# Required work
Set down the material below word for word, excluding the pictures.

# Records to use
** start **

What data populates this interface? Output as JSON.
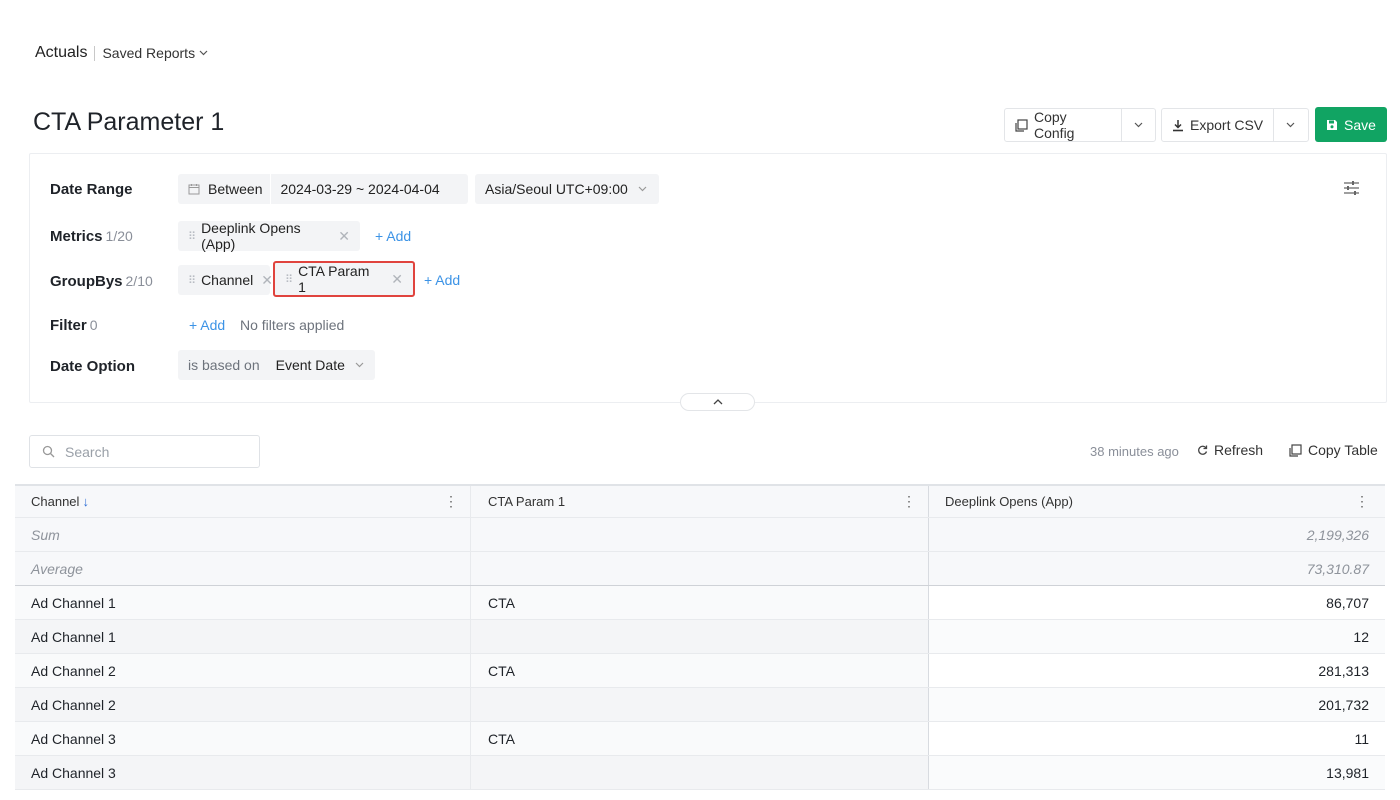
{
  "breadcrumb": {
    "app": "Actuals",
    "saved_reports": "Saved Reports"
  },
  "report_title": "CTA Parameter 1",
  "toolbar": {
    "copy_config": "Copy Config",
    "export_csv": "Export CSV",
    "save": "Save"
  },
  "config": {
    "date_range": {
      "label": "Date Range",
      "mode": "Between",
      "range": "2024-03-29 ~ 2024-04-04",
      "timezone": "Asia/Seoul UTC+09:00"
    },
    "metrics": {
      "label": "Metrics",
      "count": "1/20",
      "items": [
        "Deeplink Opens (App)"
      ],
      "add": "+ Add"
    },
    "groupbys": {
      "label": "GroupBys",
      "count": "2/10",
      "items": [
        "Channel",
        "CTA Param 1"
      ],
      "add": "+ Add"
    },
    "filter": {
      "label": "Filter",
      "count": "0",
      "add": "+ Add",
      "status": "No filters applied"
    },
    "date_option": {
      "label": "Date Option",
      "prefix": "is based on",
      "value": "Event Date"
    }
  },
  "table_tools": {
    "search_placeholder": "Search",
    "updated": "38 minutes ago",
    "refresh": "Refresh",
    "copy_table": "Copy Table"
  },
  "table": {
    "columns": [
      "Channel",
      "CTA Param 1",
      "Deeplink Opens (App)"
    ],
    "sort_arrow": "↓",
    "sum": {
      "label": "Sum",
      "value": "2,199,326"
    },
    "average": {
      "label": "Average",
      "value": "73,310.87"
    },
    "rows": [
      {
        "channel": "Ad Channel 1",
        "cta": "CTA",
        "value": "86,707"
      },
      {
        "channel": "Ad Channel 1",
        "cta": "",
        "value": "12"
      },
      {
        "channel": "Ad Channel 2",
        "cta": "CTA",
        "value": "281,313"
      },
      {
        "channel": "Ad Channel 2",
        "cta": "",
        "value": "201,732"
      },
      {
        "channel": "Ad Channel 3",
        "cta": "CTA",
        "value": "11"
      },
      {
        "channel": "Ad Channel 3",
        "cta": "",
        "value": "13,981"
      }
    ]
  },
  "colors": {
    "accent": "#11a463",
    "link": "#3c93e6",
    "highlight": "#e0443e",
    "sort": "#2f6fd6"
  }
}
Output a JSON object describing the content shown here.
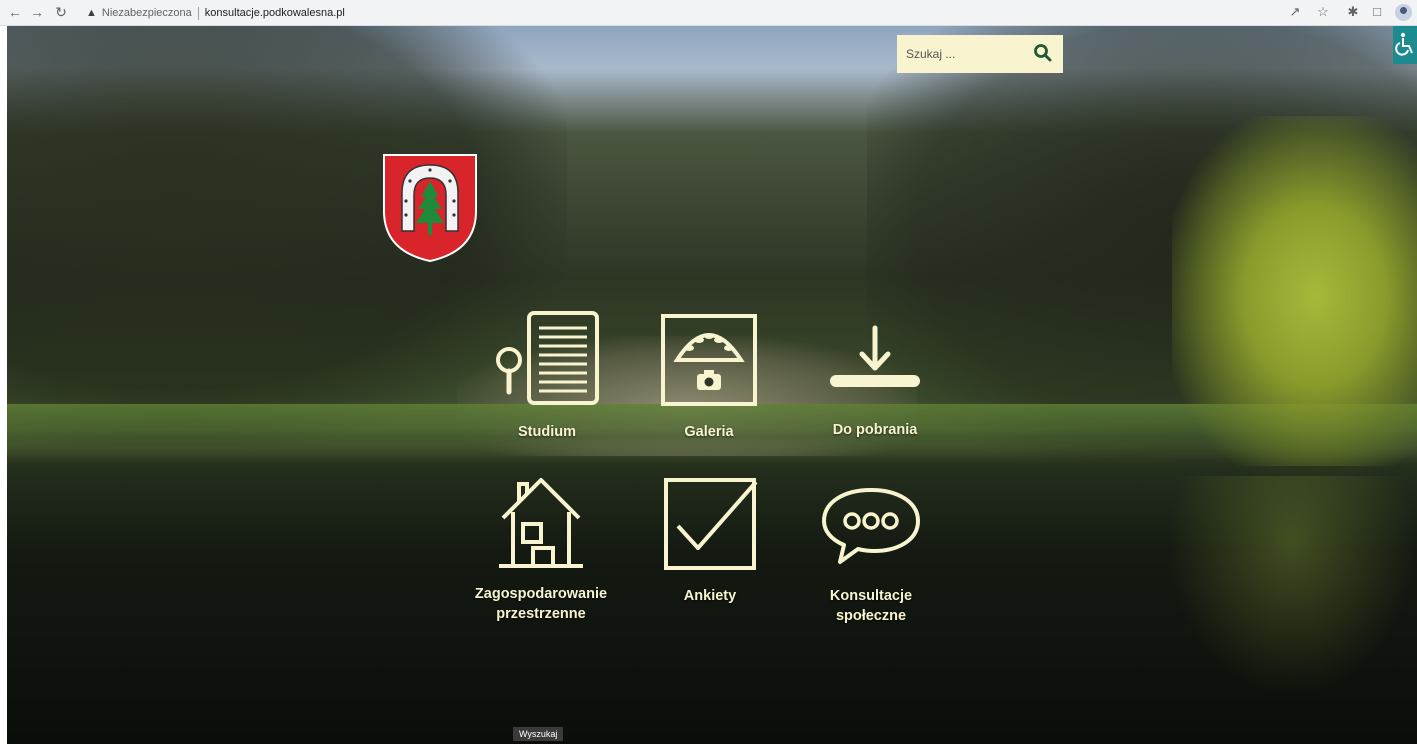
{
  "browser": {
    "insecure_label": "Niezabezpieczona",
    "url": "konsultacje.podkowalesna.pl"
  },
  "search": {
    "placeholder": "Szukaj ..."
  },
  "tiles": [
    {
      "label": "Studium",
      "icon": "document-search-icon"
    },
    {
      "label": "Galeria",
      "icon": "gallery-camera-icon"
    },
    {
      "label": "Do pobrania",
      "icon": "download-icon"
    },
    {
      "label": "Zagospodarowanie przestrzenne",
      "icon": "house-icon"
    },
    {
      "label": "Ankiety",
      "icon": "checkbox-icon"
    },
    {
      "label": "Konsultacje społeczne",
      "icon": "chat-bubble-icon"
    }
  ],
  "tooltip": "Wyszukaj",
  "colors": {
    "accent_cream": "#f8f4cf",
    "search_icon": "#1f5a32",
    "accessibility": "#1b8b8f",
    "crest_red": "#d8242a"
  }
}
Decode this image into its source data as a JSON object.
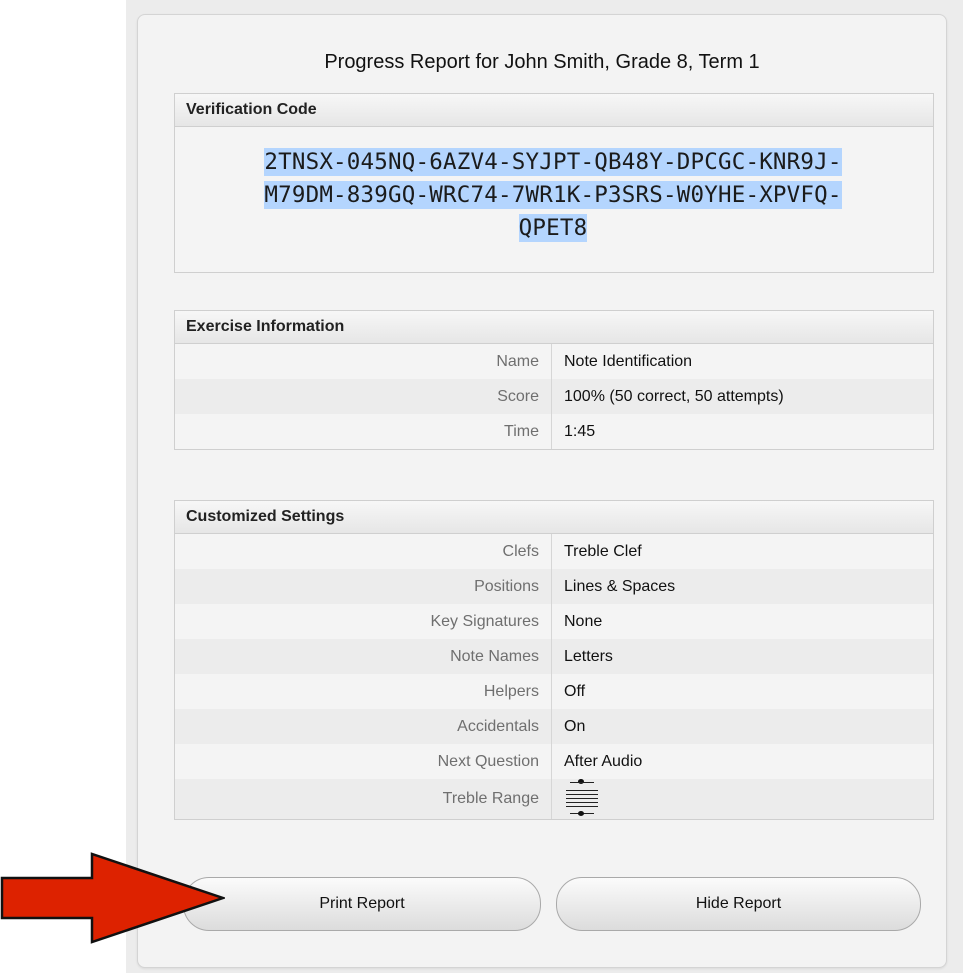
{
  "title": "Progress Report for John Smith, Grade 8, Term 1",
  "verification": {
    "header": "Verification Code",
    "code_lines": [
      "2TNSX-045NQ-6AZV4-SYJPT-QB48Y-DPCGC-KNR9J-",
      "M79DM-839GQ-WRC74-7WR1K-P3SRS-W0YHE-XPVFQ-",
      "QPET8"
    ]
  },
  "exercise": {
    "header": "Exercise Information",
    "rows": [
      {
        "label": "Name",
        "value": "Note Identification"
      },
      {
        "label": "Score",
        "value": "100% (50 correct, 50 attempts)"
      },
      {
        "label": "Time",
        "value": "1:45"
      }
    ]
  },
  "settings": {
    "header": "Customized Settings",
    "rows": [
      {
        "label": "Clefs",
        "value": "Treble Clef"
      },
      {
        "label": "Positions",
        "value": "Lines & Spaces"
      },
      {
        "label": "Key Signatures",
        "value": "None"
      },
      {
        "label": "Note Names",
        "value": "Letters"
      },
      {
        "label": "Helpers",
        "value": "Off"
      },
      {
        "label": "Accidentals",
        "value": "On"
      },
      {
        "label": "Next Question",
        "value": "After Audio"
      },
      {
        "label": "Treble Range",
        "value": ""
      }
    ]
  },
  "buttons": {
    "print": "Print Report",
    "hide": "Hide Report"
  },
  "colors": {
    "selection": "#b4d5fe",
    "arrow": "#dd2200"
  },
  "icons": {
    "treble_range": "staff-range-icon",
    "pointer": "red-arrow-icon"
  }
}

** end **

# Output below
What data populates this interface? Output as JSON.
{
  "breadcrumb": {
    "app": "Actuals",
    "saved_reports": "Saved Reports"
  },
  "report_title": "CTA Parameter 1",
  "toolbar": {
    "copy_config": "Copy Config",
    "export_csv": "Export CSV",
    "save": "Save"
  },
  "config": {
    "date_range": {
      "label": "Date Range",
      "mode": "Between",
      "range": "2024-03-29 ~ 2024-04-04",
      "timezone": "Asia/Seoul UTC+09:00"
    },
    "metrics": {
      "label": "Metrics",
      "count": "1/20",
      "items": [
        "Deeplink Opens (App)"
      ],
      "add": "+ Add"
    },
    "groupbys": {
      "label": "GroupBys",
      "count": "2/10",
      "items": [
        "Channel",
        "CTA Param 1"
      ],
      "add": "+ Add"
    },
    "filter": {
      "label": "Filter",
      "count": "0",
      "add": "+ Add",
      "status": "No filters applied"
    },
    "date_option": {
      "label": "Date Option",
      "prefix": "is based on",
      "value": "Event Date"
    }
  },
  "table_tools": {
    "search_placeholder": "Search",
    "updated": "38 minutes ago",
    "refresh": "Refresh",
    "copy_table": "Copy Table"
  },
  "table": {
    "columns": [
      "Channel",
      "CTA Param 1",
      "Deeplink Opens (App)"
    ],
    "sort_arrow": "↓",
    "sum": {
      "label": "Sum",
      "value": "2,199,326"
    },
    "average": {
      "label": "Average",
      "value": "73,310.87"
    },
    "rows": [
      {
        "channel": "Ad Channel 1",
        "cta": "CTA",
        "value": "86,707"
      },
      {
        "channel": "Ad Channel 1",
        "cta": "",
        "value": "12"
      },
      {
        "channel": "Ad Channel 2",
        "cta": "CTA",
        "value": "281,313"
      },
      {
        "channel": "Ad Channel 2",
        "cta": "",
        "value": "201,732"
      },
      {
        "channel": "Ad Channel 3",
        "cta": "CTA",
        "value": "11"
      },
      {
        "channel": "Ad Channel 3",
        "cta": "",
        "value": "13,981"
      }
    ]
  },
  "colors": {
    "accent": "#11a463",
    "link": "#3c93e6",
    "highlight": "#e0443e",
    "sort": "#2f6fd6"
  }
}
Output a JSON object describing the content shown here.
{
  "browser": {
    "insecure_label": "Niezabezpieczona",
    "url": "konsultacje.podkowalesna.pl"
  },
  "search": {
    "placeholder": "Szukaj ..."
  },
  "tiles": [
    {
      "label": "Studium",
      "icon": "document-search-icon"
    },
    {
      "label": "Galeria",
      "icon": "gallery-camera-icon"
    },
    {
      "label": "Do pobrania",
      "icon": "download-icon"
    },
    {
      "label": "Zagospodarowanie przestrzenne",
      "icon": "house-icon"
    },
    {
      "label": "Ankiety",
      "icon": "checkbox-icon"
    },
    {
      "label": "Konsultacje społeczne",
      "icon": "chat-bubble-icon"
    }
  ],
  "tooltip": "Wyszukaj",
  "colors": {
    "accent_cream": "#f8f4cf",
    "search_icon": "#1f5a32",
    "accessibility": "#1b8b8f",
    "crest_red": "#d8242a"
  }
}
Decode this image into its source data as a JSON object.
{
  "title": "Progress Report for John Smith, Grade 8, Term 1",
  "verification": {
    "header": "Verification Code",
    "code_lines": [
      "2TNSX-045NQ-6AZV4-SYJPT-QB48Y-DPCGC-KNR9J-",
      "M79DM-839GQ-WRC74-7WR1K-P3SRS-W0YHE-XPVFQ-",
      "QPET8"
    ]
  },
  "exercise": {
    "header": "Exercise Information",
    "rows": [
      {
        "label": "Name",
        "value": "Note Identification"
      },
      {
        "label": "Score",
        "value": "100% (50 correct, 50 attempts)"
      },
      {
        "label": "Time",
        "value": "1:45"
      }
    ]
  },
  "settings": {
    "header": "Customized Settings",
    "rows": [
      {
        "label": "Clefs",
        "value": "Treble Clef"
      },
      {
        "label": "Positions",
        "value": "Lines & Spaces"
      },
      {
        "label": "Key Signatures",
        "value": "None"
      },
      {
        "label": "Note Names",
        "value": "Letters"
      },
      {
        "label": "Helpers",
        "value": "Off"
      },
      {
        "label": "Accidentals",
        "value": "On"
      },
      {
        "label": "Next Question",
        "value": "After Audio"
      },
      {
        "label": "Treble Range",
        "value": ""
      }
    ]
  },
  "buttons": {
    "print": "Print Report",
    "hide": "Hide Report"
  },
  "colors": {
    "selection": "#b4d5fe",
    "arrow": "#dd2200"
  },
  "icons": {
    "treble_range": "staff-range-icon",
    "pointer": "red-arrow-icon"
  }
}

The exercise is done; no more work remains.